_REQUIREMENTS_.
Locate and copy each line in the data that contains the word "LASS".

_GIVEN DATA_.
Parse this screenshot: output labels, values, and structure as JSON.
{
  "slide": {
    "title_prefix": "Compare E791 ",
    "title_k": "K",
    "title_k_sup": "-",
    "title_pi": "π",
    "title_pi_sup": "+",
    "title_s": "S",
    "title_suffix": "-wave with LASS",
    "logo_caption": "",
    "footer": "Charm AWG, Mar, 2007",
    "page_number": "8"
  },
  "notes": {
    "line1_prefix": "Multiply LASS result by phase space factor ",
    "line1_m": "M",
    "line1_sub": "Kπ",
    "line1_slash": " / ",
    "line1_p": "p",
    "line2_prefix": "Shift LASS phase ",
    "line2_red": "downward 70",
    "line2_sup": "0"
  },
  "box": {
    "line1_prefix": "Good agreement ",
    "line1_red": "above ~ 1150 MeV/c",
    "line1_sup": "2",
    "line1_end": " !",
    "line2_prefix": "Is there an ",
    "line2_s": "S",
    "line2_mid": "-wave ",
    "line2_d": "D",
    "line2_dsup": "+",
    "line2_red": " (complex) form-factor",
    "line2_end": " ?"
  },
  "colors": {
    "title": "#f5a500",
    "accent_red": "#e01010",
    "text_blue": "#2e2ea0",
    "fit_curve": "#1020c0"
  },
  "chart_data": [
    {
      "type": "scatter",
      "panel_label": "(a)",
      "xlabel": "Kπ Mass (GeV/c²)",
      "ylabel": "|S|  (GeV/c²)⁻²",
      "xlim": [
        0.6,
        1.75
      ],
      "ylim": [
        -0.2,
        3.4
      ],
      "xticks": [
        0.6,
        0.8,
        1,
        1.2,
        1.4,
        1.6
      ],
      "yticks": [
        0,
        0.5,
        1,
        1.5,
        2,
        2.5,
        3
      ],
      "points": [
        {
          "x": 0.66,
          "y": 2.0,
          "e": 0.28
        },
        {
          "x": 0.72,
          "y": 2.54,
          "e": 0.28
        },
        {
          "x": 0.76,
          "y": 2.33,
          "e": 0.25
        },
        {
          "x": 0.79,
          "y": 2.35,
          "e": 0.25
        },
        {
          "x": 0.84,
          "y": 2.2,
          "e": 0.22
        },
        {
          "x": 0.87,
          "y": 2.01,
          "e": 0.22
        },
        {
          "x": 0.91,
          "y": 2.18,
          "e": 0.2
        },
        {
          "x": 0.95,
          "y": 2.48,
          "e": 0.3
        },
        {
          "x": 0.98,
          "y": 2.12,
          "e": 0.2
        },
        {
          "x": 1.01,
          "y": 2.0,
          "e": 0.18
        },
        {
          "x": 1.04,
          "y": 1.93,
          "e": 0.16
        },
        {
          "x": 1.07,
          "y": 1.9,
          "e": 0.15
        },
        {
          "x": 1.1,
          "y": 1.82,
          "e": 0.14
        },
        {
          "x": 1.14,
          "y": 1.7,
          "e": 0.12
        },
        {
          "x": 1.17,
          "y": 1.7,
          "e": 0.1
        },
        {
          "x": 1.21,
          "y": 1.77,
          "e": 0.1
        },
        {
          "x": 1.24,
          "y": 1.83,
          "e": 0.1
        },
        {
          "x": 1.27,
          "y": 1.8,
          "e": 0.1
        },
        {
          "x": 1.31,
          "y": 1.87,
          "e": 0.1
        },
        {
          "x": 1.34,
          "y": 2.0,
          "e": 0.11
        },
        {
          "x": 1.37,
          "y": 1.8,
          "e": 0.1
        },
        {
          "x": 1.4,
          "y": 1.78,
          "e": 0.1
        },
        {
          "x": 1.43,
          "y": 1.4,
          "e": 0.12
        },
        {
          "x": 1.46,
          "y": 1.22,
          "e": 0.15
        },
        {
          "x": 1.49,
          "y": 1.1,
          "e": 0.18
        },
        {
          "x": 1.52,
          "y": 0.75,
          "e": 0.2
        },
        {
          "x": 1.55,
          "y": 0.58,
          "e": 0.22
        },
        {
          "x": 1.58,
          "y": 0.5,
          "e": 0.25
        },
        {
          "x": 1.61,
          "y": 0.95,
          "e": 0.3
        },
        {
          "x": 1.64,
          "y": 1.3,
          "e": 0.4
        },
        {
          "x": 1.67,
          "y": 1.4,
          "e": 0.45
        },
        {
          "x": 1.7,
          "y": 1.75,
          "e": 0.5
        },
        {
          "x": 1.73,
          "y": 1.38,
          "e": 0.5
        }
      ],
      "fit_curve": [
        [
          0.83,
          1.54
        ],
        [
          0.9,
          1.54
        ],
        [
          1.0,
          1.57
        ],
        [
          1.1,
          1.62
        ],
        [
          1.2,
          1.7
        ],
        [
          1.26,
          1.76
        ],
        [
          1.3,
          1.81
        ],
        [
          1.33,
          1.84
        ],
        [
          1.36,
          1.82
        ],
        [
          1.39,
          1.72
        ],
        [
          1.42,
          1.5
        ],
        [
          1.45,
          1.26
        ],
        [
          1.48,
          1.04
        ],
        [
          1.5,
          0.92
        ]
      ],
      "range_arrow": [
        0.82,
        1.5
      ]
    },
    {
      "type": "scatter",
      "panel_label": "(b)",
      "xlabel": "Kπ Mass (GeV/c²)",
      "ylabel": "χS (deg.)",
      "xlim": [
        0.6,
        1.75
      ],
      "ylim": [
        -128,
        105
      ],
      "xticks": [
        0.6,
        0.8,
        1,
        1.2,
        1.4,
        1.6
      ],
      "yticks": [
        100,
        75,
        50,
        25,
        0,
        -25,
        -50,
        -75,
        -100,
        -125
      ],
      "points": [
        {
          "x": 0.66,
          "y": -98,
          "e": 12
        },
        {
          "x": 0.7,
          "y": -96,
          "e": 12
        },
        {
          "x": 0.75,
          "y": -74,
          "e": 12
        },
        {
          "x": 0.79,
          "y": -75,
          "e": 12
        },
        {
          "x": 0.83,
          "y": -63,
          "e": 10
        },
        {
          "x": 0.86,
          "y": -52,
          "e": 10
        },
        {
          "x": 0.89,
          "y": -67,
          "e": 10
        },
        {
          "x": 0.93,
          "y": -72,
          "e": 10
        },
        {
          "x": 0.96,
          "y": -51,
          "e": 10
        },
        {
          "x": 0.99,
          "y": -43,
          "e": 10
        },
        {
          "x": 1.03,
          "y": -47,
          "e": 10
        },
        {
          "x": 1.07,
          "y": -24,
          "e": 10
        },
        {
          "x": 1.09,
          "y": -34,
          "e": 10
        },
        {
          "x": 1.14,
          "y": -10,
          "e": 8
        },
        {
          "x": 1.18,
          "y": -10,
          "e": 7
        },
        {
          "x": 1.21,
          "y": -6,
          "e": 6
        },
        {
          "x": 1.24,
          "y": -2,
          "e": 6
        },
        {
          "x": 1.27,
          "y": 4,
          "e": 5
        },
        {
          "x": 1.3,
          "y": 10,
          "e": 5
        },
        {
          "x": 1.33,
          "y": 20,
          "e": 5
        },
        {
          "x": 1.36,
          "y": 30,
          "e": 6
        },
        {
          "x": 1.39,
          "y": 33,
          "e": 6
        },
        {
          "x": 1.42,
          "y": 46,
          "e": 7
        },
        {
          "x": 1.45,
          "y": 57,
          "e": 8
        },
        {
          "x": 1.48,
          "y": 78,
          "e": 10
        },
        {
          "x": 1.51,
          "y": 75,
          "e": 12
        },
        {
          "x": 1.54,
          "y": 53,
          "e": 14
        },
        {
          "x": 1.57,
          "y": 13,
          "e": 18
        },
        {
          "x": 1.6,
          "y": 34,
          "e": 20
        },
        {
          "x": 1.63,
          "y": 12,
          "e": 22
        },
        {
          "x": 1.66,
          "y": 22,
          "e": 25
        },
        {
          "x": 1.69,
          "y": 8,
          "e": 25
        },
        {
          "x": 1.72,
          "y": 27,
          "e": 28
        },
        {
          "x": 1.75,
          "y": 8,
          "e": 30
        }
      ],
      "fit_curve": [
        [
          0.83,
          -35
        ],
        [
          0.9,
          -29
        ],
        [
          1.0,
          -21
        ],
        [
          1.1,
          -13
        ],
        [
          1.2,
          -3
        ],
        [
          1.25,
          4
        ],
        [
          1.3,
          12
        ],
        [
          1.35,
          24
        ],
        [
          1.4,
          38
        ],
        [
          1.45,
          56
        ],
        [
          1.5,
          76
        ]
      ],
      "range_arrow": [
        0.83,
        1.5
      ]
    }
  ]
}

_SOLUTION_.
    "title_suffix": "-wave with LASS",
    "line1_prefix": "Multiply LASS result by phase space factor ",
    "line2_prefix": "Shift LASS phase ",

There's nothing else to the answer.